EXCERPT >>
* * *
In affirming the appellate court's reversal of the defendant's armed robbery, home invasion and unlawful restraint conviction because the identification evidence was unsatisfactory in People v. Ash (1984), 102 Ill. 2d 485, 492-94, the supreme court stated: "A conviction cannot be deemed to be sustained beyond reasonable doubt by the evidence if identification of the accused was vague and doubtful," and that, "An issue here is whether the evidence was sufficient to show Ash guilty beyond a reasonable doubt. Quoting from People v. Jordan (1954), 4 Ill. 2d 155, 156, we recently stated that 'it is our duty, where a verdict of guilty is returned by a jury . . . not only to carefully consider the evidence but to reverse the judgment if the evidence is not sufficient to remove all reasonable doubt of the defendant's guilt and is not sufficient to create an abiding conviction that he is guilty of the crime charged.'"
Our supreme court recently pointed out in Slim that in assessing identification testimony Illinois courts have used the criteria pronounced by the Supreme Court of the United States in Neil v. Biggers (1972), 409 U.S. 188, 34 L. Ed. 2d 401, 93 S. Ct. 375. There the Court held that the criteria to be considered in evaluating identification testimony include:
 the witness' degree of attention,
 the accuracy of the witness' prior description of the criminal,
 the level of certainty demonstrated by the [victim] at the [identification] confrontation, and
 the length of time between the crime and the identification confrontation." 409 U.S. at 199, 34 L. Ed. 2d at 411, 935 S. Ct. at 382.
* * *
RECORDS >>
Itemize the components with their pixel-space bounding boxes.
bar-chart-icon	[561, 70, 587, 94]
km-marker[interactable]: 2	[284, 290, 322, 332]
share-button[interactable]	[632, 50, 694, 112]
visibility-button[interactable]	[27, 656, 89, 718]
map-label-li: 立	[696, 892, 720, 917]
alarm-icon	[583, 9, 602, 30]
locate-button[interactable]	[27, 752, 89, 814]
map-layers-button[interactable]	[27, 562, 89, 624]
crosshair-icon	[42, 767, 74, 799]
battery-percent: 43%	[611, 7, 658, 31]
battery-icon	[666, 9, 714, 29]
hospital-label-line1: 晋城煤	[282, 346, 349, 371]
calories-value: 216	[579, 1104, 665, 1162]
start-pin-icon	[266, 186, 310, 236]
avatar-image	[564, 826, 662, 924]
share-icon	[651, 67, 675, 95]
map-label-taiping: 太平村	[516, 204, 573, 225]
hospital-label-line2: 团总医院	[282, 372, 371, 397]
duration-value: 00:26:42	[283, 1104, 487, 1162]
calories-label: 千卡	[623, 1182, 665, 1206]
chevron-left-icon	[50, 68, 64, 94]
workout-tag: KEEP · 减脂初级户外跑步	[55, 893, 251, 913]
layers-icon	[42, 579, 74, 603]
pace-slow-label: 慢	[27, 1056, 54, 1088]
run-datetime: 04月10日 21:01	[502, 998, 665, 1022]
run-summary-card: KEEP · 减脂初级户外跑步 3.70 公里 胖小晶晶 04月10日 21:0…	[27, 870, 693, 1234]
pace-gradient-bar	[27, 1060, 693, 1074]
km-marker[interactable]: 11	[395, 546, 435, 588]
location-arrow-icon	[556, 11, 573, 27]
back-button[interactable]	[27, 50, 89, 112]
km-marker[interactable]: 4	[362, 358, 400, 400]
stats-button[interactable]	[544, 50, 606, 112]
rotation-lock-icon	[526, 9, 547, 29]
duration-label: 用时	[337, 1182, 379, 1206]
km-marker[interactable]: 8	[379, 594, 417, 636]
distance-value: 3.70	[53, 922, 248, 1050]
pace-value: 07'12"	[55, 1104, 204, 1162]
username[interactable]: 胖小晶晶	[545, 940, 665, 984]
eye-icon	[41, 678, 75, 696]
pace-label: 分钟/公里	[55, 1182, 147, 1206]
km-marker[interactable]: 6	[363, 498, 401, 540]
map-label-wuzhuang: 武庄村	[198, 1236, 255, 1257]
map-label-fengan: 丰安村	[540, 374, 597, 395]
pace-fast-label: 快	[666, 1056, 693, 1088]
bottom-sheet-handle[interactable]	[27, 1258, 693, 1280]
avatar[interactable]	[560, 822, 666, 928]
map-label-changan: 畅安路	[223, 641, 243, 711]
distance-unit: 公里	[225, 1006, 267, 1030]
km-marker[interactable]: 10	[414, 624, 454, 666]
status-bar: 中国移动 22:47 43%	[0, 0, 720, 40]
* * *
OBJECTIVE >>
Can you retype the whole excerpt above on identification evidence in court, word for word, with its punctuation and line breaks unchanged?

FINISHED TASK >>
In affirming the appellate court's reversal of the defendant's armed robbery, home invasion and unlawful restraint conviction because the identification evidence was unsatisfactory in People v. Ash (1984), 102 Ill. 2d 485, 492-94, the supreme court stated: "A conviction cannot be deemed to be sustained beyond reasonable doubt by the evidence if identification of the accused was vague and doubtful," and that, "An issue here is whether the evidence was sufficient to show Ash guilty beyond a reasonable doubt. Quoting from People v. Jordan (1954), 4 Ill. 2d 155, 156, we recently stated that 'it is our duty, where a verdict of guilty is returned by a jury . . . not only to carefully consider the evidence but to reverse the judgment if the evidence is not sufficient to remove all reasonable doubt of the defendant's guilt and is not sufficient to create an abiding conviction that he is guilty of the crime charged.'"
Our supreme court recently pointed out in Slim that in assessing identification testimony Illinois courts have used the criteria pronounced by the Supreme Court of the United States in Neil v. Biggers (1972), 409 U.S. 188, 34 L. Ed. 2d 401, 93 S. Ct. 375. There the Court held that the criteria to be considered in evaluating identification testimony include:
 the witness' degree of attention,
 the accuracy of the witness' prior description of the criminal,
 the level of certainty demonstrated by the [victim] at the [identification] confrontation, and
 the length of time between the crime and the identification confrontation." 409 U.S. at 199, 34 L. Ed. 2d at 411, 935 S. Ct. at 382.